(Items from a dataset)
-- BEGIN --
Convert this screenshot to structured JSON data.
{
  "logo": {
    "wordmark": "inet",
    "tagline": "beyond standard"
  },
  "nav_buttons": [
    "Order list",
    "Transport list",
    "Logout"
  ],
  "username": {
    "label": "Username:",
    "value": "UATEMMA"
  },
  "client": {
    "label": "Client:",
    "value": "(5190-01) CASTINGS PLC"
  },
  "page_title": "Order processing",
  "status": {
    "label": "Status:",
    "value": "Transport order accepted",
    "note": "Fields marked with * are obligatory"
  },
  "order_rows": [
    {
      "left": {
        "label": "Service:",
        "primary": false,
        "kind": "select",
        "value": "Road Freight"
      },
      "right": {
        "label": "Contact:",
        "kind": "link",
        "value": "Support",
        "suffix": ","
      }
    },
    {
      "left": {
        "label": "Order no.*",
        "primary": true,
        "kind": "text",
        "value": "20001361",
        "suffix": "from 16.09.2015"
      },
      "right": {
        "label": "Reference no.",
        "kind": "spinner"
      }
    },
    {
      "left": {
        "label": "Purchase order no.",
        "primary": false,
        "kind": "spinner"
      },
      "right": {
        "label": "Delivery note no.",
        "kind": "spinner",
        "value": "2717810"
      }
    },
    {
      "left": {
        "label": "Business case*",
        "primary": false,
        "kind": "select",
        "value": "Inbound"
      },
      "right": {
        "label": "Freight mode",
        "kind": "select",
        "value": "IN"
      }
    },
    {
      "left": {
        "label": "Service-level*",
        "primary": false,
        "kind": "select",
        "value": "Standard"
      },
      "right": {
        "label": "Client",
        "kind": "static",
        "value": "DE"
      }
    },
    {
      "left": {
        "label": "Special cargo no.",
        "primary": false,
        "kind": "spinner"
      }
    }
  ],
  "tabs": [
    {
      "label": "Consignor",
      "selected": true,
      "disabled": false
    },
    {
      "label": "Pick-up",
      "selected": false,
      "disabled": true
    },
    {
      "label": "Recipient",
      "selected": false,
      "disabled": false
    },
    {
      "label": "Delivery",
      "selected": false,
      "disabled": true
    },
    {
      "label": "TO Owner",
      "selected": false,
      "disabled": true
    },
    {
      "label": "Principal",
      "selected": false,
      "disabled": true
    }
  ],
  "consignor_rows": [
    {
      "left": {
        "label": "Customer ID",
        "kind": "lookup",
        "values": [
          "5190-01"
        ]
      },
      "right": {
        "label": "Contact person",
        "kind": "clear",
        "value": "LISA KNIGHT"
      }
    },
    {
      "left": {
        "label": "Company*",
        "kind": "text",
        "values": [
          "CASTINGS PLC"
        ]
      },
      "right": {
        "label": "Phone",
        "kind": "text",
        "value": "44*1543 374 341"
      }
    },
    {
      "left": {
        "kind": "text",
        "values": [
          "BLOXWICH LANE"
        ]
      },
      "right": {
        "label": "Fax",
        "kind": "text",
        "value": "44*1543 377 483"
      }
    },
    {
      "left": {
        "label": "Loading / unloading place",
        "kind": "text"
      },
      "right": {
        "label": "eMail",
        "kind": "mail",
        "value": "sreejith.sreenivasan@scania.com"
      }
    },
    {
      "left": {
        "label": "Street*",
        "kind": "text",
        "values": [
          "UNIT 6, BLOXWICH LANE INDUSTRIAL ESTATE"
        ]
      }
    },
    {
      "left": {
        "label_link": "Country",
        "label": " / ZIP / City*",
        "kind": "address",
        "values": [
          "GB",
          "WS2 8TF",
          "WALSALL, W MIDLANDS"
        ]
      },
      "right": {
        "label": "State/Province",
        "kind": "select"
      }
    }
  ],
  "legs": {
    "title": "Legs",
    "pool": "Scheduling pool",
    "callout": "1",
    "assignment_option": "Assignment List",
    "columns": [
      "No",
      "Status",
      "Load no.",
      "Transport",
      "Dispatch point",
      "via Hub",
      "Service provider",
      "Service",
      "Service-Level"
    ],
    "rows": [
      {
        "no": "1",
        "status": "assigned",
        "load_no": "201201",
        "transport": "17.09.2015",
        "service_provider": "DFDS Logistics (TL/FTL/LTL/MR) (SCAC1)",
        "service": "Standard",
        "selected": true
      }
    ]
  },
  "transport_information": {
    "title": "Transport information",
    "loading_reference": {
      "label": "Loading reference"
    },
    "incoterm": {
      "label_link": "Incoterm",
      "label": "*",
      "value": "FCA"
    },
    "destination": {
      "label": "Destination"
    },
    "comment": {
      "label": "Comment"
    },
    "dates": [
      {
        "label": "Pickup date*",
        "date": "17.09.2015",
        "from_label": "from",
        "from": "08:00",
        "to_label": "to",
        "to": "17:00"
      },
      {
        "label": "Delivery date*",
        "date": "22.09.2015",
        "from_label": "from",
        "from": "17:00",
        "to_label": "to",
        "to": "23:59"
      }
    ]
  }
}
-- END --
▶ [Required task]
Return each entry from above without altering a single character.

▶ [Response]
Convert this screenshot to structured JSON data.
{
  "logo": {
    "wordmark": "inet",
    "tagline": "beyond standard"
  },
  "nav_buttons": [
    "Order list",
    "Transport list",
    "Logout"
  ],
  "username": {
    "label": "Username:",
    "value": "UATEMMA"
  },
  "client": {
    "label": "Client:",
    "value": "(5190-01) CASTINGS PLC"
  },
  "page_title": "Order processing",
  "status": {
    "label": "Status:",
    "value": "Transport order accepted",
    "note": "Fields marked with * are obligatory"
  },
  "order_rows": [
    {
      "left": {
        "label": "Service:",
        "primary": false,
        "kind": "select",
        "value": "Road Freight"
      },
      "right": {
        "label": "Contact:",
        "kind": "link",
        "value": "Support",
        "suffix": ","
      }
    },
    {
      "left": {
        "label": "Order no.*",
        "primary": true,
        "kind": "text",
        "value": "20001361",
        "suffix": "from 16.09.2015"
      },
      "right": {
        "label": "Reference no.",
        "kind": "spinner"
      }
    },
    {
      "left": {
        "label": "Purchase order no.",
        "primary": false,
        "kind": "spinner"
      },
      "right": {
        "label": "Delivery note no.",
        "kind": "spinner",
        "value": "2717810"
      }
    },
    {
      "left": {
        "label": "Business case*",
        "primary": false,
        "kind": "select",
        "value": "Inbound"
      },
      "right": {
        "label": "Freight mode",
        "kind": "select",
        "value": "IN"
      }
    },
    {
      "left": {
        "label": "Service-level*",
        "primary": false,
        "kind": "select",
        "value": "Standard"
      },
      "right": {
        "label": "Client",
        "kind": "static",
        "value": "DE"
      }
    },
    {
      "left": {
        "label": "Special cargo no.",
        "primary": false,
        "kind": "spinner"
      }
    }
  ],
  "tabs": [
    {
      "label": "Consignor",
      "selected": true,
      "disabled": false
    },
    {
      "label": "Pick-up",
      "selected": false,
      "disabled": true
    },
    {
      "label": "Recipient",
      "selected": false,
      "disabled": false
    },
    {
      "label": "Delivery",
      "selected": false,
      "disabled": true
    },
    {
      "label": "TO Owner",
      "selected": false,
      "disabled": true
    },
    {
      "label": "Principal",
      "selected": false,
      "disabled": true
    }
  ],
  "consignor_rows": [
    {
      "left": {
        "label": "Customer ID",
        "kind": "lookup",
        "values": [
          "5190-01"
        ]
      },
      "right": {
        "label": "Contact person",
        "kind": "clear",
        "value": "LISA KNIGHT"
      }
    },
    {
      "left": {
        "label": "Company*",
        "kind": "text",
        "values": [
          "CASTINGS PLC"
        ]
      },
      "right": {
        "label": "Phone",
        "kind": "text",
        "value": "44*1543 374 341"
      }
    },
    {
      "left": {
        "kind": "text",
        "values": [
          "BLOXWICH LANE"
        ]
      },
      "right": {
        "label": "Fax",
        "kind": "text",
        "value": "44*1543 377 483"
      }
    },
    {
      "left": {
        "label": "Loading / unloading place",
        "kind": "text"
      },
      "right": {
        "label": "eMail",
        "kind": "mail",
        "value": "sreejith.sreenivasan@scania.com"
      }
    },
    {
      "left": {
        "label": "Street*",
        "kind": "text",
        "values": [
          "UNIT 6, BLOXWICH LANE INDUSTRIAL ESTATE"
        ]
      }
    },
    {
      "left": {
        "label_link": "Country",
        "label": " / ZIP / City*",
        "kind": "address",
        "values": [
          "GB",
          "WS2 8TF",
          "WALSALL, W MIDLANDS"
        ]
      },
      "right": {
        "label": "State/Province",
        "kind": "select"
      }
    }
  ],
  "legs": {
    "title": "Legs",
    "pool": "Scheduling pool",
    "callout": "1",
    "assignment_option": "Assignment List",
    "columns": [
      "No",
      "Status",
      "Load no.",
      "Transport",
      "Dispatch point",
      "via Hub",
      "Service provider",
      "Service",
      "Service-Level"
    ],
    "rows": [
      {
        "no": "1",
        "status": "assigned",
        "load_no": "201201",
        "transport": "17.09.2015",
        "service_provider": "DFDS Logistics (TL/FTL/LTL/MR) (SCAC1)",
        "service": "Standard",
        "selected": true
      }
    ]
  },
  "transport_information": {
    "title": "Transport information",
    "loading_reference": {
      "label": "Loading reference"
    },
    "incoterm": {
      "label_link": "Incoterm",
      "label": "*",
      "value": "FCA"
    },
    "destination": {
      "label": "Destination"
    },
    "comment": {
      "label": "Comment"
    },
    "dates": [
      {
        "label": "Pickup date*",
        "date": "17.09.2015",
        "from_label": "from",
        "from": "08:00",
        "to_label": "to",
        "to": "17:00"
      },
      {
        "label": "Delivery date*",
        "date": "22.09.2015",
        "from_label": "from",
        "from": "17:00",
        "to_label": "to",
        "to": "23:59"
      }
    ]
  }
}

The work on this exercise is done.